Exactly as written, print each record in the listing.

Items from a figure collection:
__________

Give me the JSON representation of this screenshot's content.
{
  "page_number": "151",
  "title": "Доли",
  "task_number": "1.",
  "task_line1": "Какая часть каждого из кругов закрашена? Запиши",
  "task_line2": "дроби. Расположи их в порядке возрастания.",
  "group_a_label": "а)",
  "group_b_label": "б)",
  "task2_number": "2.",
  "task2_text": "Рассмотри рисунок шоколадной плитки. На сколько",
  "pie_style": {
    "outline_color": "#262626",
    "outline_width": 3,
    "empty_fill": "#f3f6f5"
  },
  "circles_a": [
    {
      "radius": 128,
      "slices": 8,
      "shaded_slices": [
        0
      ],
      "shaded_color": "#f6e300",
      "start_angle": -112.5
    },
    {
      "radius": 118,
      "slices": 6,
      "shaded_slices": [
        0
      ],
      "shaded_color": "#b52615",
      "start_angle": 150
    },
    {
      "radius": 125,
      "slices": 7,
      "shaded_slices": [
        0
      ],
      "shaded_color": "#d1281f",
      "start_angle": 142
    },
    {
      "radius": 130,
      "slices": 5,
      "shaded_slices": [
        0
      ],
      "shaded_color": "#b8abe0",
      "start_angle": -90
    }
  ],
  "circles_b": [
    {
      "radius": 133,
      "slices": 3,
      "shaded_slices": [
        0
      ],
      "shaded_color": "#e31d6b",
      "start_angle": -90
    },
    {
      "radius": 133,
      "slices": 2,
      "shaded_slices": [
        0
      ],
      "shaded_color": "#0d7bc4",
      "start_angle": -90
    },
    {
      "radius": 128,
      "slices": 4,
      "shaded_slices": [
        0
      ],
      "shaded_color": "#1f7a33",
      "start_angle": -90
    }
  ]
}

__________

**Written answer:**
Give me the JSON representation of this screenshot's content.
{
  "page_number": "151",
  "title": "Доли",
  "task_number": "1.",
  "task_line1": "Какая часть каждого из кругов закрашена? Запиши",
  "task_line2": "дроби. Расположи их в порядке возрастания.",
  "group_a_label": "а)",
  "group_b_label": "б)",
  "task2_number": "2.",
  "task2_text": "Рассмотри рисунок шоколадной плитки. На сколько",
  "pie_style": {
    "outline_color": "#262626",
    "outline_width": 3,
    "empty_fill": "#f3f6f5"
  },
  "circles_a": [
    {
      "radius": 128,
      "slices": 8,
      "shaded_slices": [
        0
      ],
      "shaded_color": "#f6e300",
      "start_angle": -112.5
    },
    {
      "radius": 118,
      "slices": 6,
      "shaded_slices": [
        0
      ],
      "shaded_color": "#b52615",
      "start_angle": 150
    },
    {
      "radius": 125,
      "slices": 7,
      "shaded_slices": [
        0
      ],
      "shaded_color": "#d1281f",
      "start_angle": 142
    },
    {
      "radius": 130,
      "slices": 5,
      "shaded_slices": [
        0
      ],
      "shaded_color": "#b8abe0",
      "start_angle": -90
    }
  ],
  "circles_b": [
    {
      "radius": 133,
      "slices": 3,
      "shaded_slices": [
        0
      ],
      "shaded_color": "#e31d6b",
      "start_angle": -90
    },
    {
      "radius": 133,
      "slices": 2,
      "shaded_slices": [
        0
      ],
      "shaded_color": "#0d7bc4",
      "start_angle": -90
    },
    {
      "radius": 128,
      "slices": 4,
      "shaded_slices": [
        0
      ],
      "shaded_color": "#1f7a33",
      "start_angle": -90
    }
  ]
}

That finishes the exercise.